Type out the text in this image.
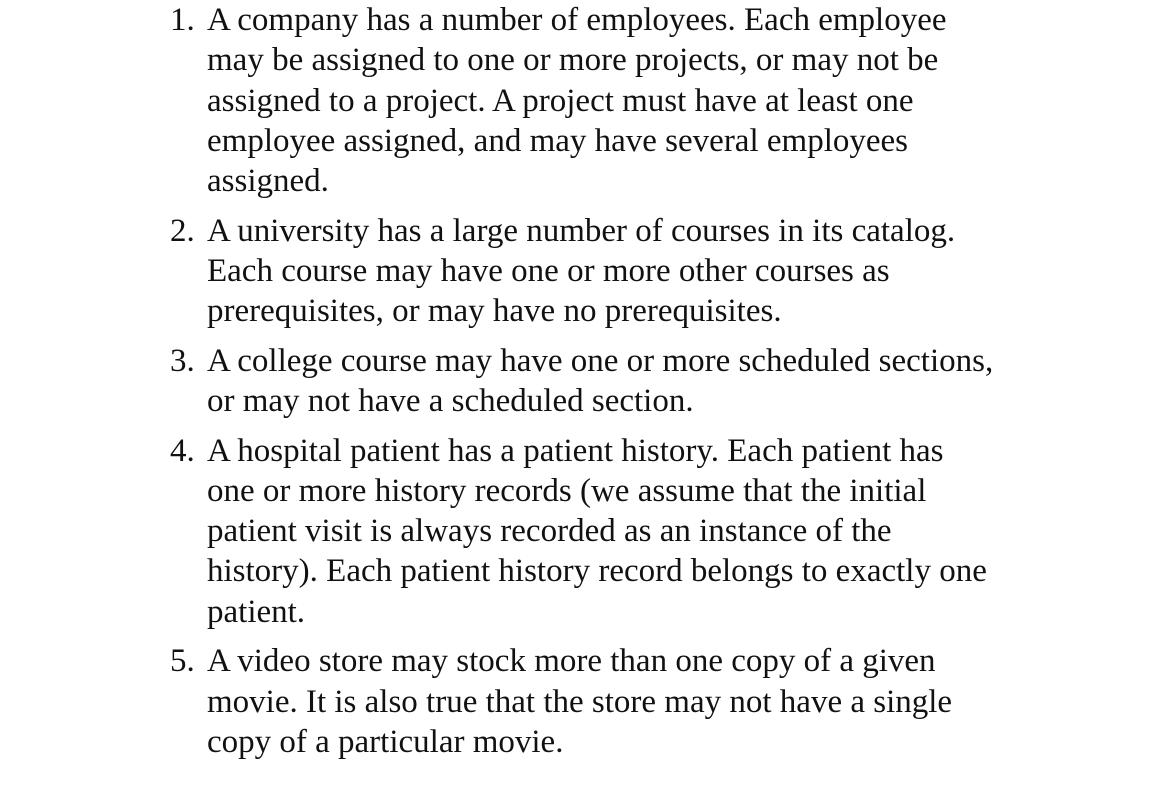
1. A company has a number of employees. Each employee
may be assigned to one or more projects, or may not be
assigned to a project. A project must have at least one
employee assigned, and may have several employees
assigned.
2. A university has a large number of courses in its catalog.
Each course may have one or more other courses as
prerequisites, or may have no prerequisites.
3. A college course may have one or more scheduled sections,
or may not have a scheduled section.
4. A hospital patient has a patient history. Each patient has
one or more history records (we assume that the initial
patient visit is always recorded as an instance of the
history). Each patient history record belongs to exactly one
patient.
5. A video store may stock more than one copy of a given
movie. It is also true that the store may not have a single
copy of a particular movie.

*-*-*

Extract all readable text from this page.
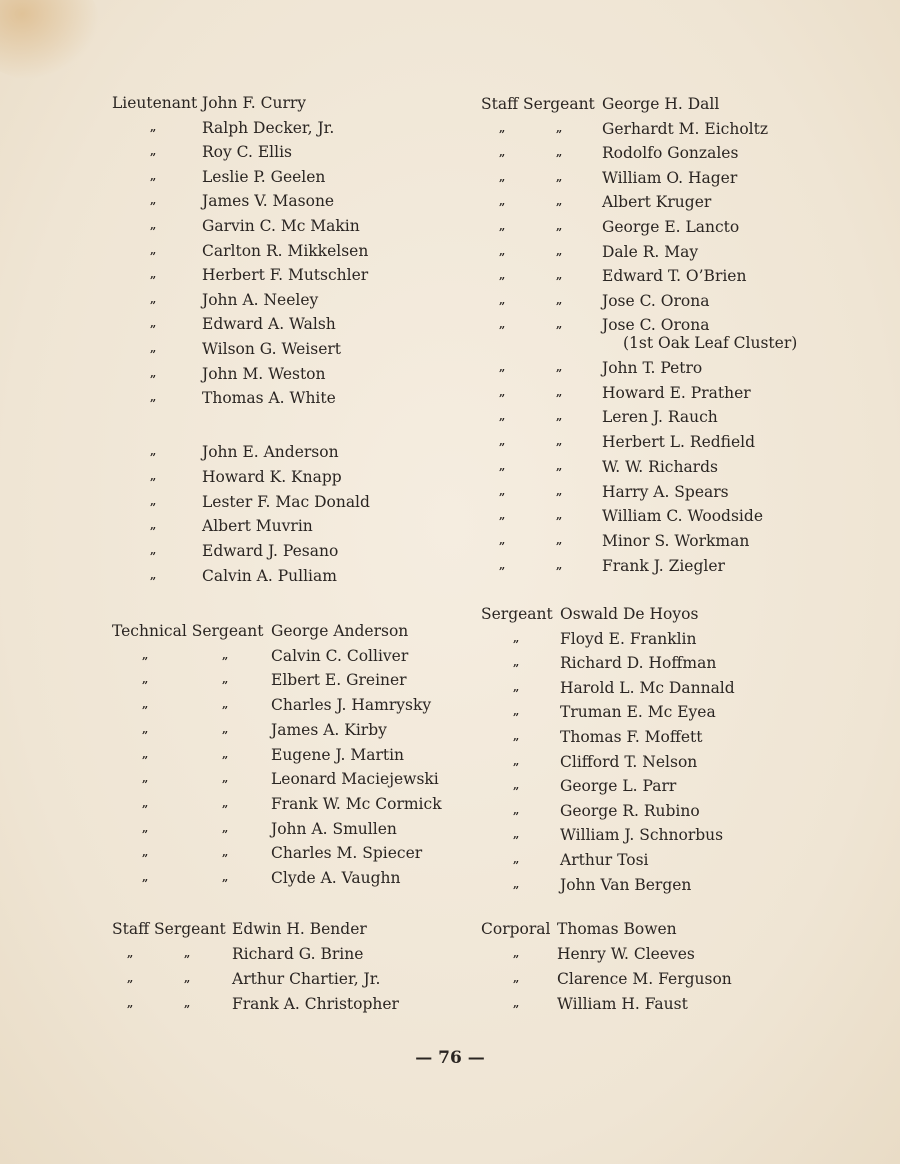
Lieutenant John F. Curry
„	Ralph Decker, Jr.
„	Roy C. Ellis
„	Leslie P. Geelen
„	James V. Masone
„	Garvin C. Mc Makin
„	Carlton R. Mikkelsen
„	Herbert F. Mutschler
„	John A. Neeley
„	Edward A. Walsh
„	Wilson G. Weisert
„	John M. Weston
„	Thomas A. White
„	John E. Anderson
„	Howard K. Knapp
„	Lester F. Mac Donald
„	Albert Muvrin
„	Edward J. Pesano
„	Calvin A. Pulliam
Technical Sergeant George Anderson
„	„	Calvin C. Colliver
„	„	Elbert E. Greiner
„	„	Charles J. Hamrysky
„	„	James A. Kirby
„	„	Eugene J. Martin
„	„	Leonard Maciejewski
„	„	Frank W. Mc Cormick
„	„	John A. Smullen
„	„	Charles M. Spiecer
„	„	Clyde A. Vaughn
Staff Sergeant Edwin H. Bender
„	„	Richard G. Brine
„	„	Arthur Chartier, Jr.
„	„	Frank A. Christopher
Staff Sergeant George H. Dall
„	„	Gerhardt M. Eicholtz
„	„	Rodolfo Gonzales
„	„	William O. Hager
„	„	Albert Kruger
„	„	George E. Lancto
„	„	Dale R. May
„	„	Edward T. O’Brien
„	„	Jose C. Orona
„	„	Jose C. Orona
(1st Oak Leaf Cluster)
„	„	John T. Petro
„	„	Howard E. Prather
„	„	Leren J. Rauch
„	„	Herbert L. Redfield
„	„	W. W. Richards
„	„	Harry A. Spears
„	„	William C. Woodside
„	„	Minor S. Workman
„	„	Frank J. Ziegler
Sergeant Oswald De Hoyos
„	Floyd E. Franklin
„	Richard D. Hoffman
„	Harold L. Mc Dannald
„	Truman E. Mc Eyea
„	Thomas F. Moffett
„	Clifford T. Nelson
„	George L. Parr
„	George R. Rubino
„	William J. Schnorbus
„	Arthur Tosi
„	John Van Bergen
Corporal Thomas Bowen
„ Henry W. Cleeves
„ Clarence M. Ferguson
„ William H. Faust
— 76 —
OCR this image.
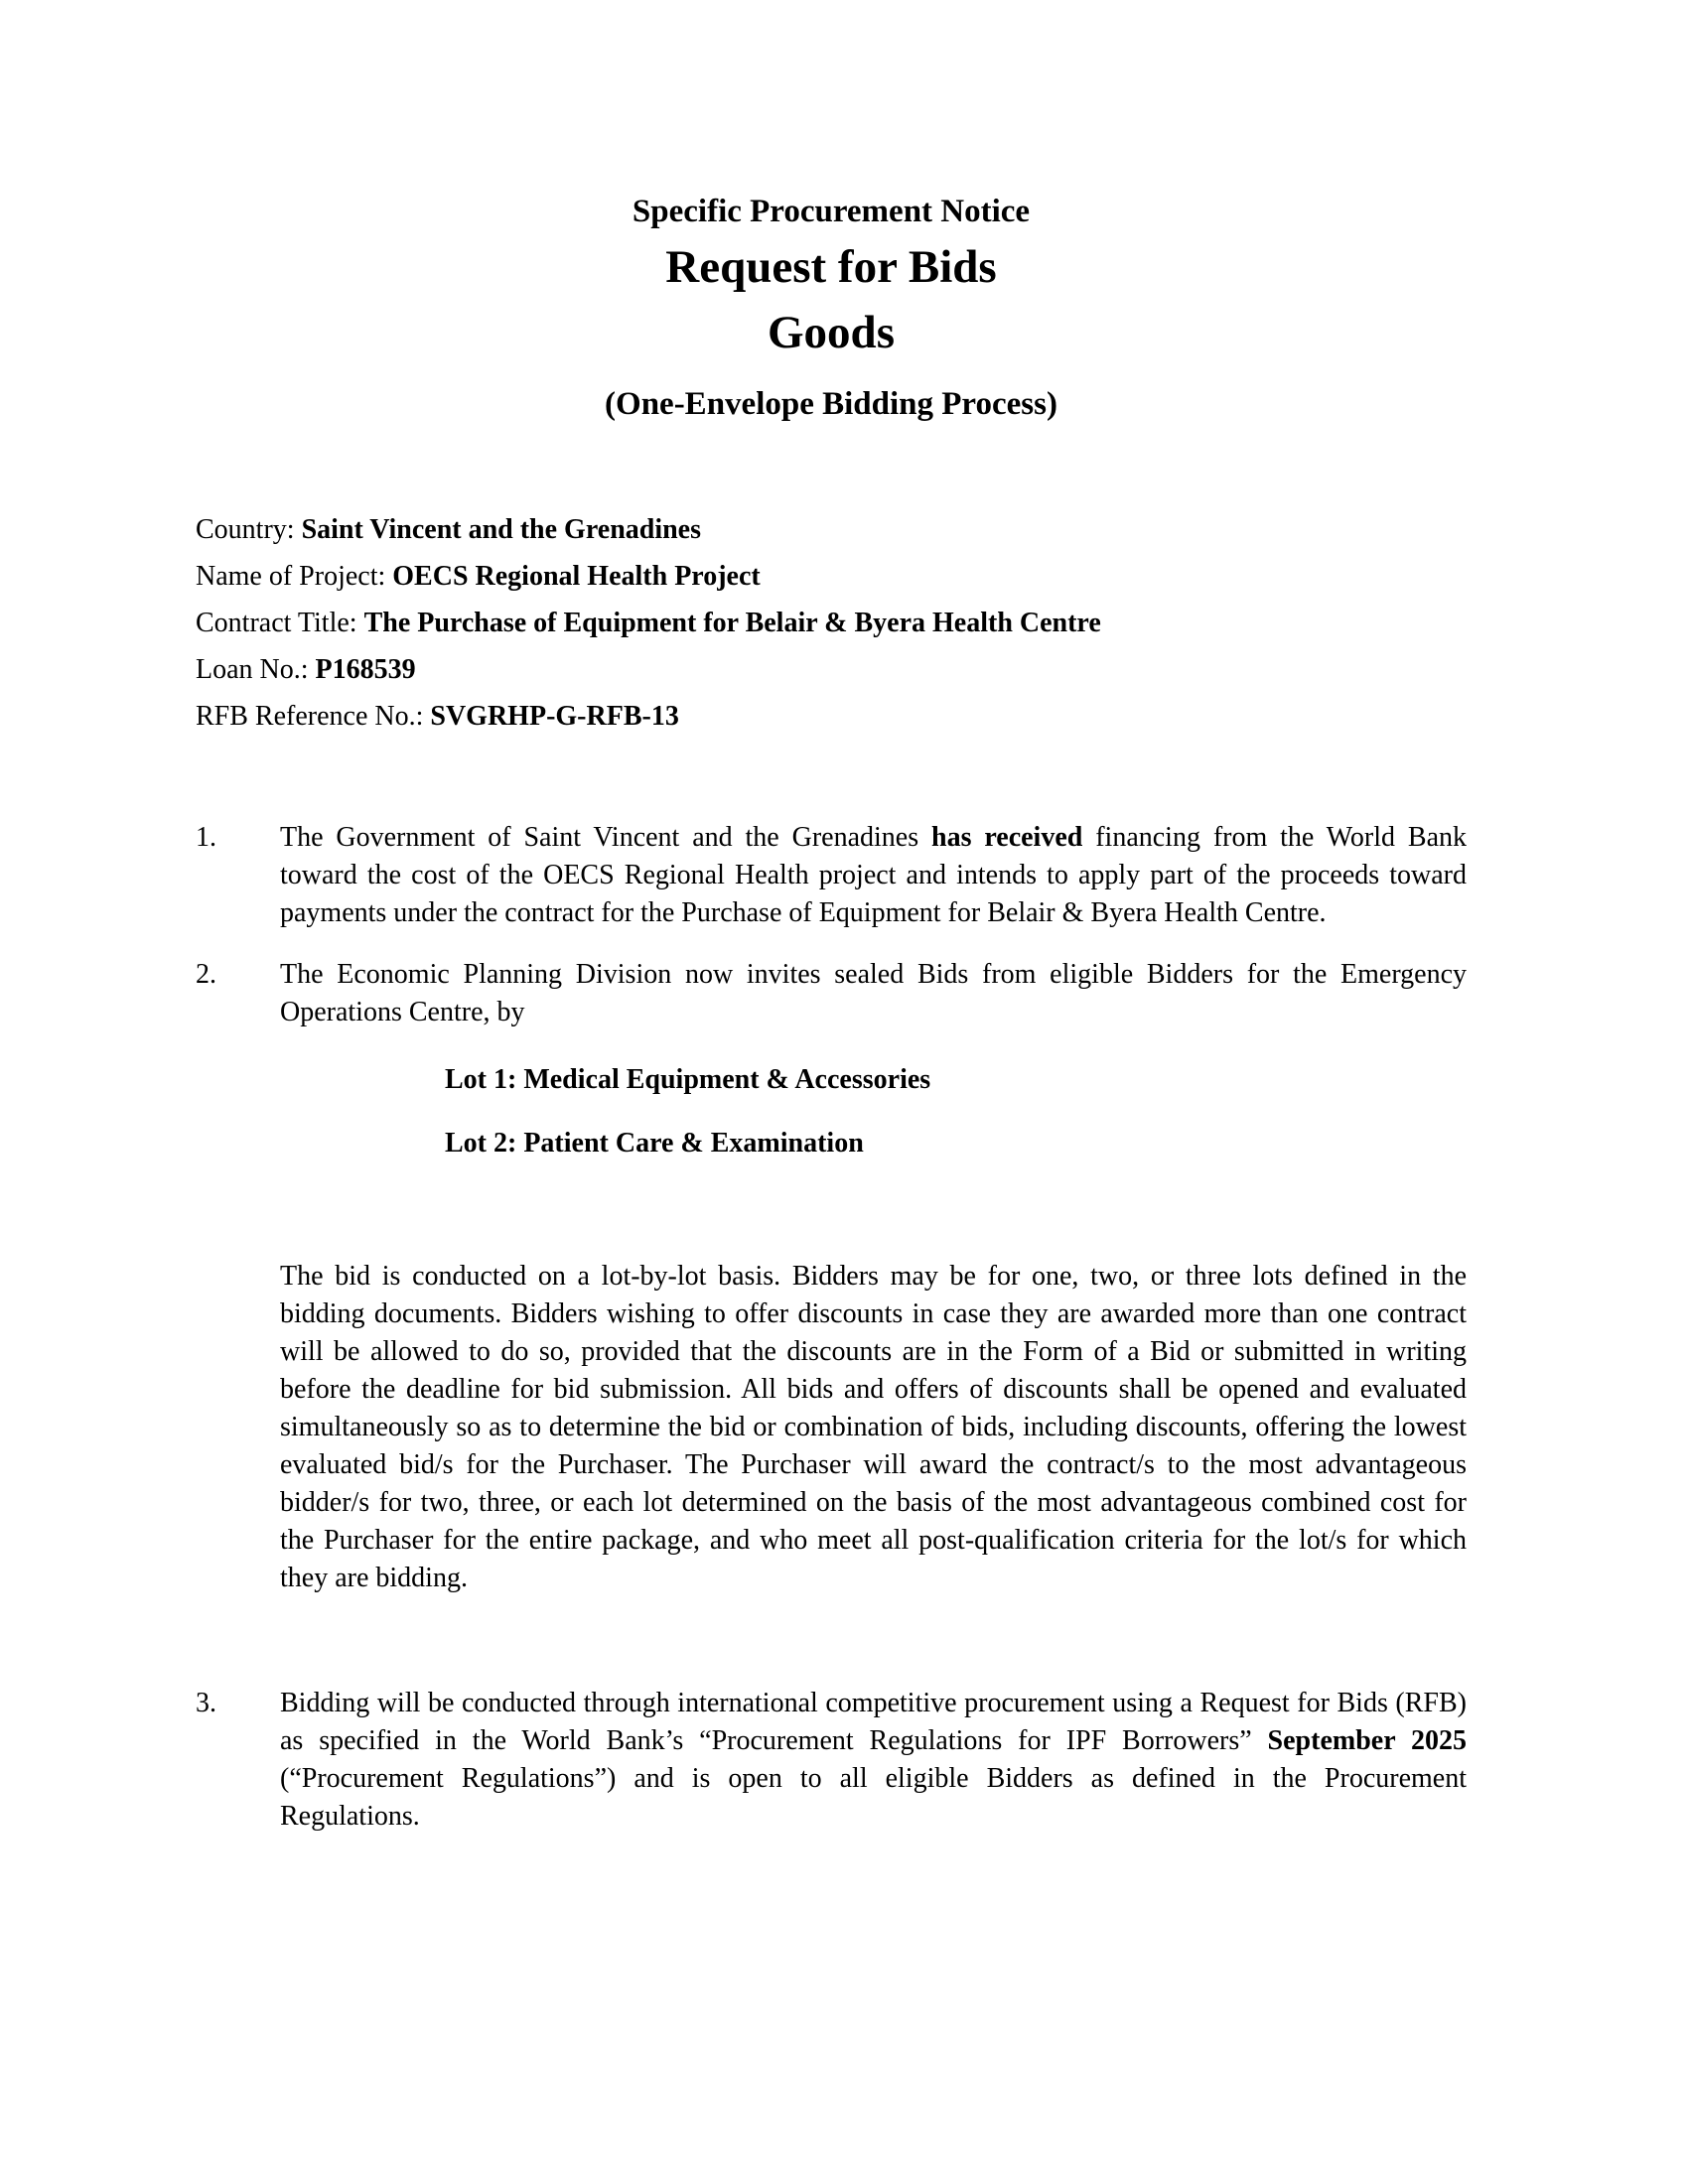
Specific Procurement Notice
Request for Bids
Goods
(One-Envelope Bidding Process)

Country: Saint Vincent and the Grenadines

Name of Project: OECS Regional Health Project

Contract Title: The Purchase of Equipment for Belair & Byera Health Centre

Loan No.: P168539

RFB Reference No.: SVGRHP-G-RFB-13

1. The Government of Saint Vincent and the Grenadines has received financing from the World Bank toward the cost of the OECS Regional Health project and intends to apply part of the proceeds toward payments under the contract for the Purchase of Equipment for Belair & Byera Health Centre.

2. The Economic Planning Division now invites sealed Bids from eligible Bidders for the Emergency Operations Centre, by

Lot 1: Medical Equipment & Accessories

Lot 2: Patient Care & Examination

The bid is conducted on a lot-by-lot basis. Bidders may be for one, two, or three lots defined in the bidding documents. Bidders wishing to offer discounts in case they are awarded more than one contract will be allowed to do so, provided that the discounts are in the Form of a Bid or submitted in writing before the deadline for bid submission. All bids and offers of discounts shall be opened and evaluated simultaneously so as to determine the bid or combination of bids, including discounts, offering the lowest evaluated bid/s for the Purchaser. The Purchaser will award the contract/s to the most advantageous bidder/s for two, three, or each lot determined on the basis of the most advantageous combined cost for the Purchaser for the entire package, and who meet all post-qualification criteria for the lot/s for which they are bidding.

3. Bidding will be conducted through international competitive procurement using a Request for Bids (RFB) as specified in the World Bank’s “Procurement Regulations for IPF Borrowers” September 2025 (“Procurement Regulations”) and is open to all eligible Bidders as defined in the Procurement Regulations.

*-*-*

*YOUR OBJECTIVE*. Copy out every line from the records that has the word "John".

*RESPONSE FOR THIS EXERCISE*.
Lieutenant John F. Curry
„	John A. Neeley
„	John M. Weston
„	John E. Anderson
„	„	John A. Smullen
„	„	John T. Petro
„	John Van Bergen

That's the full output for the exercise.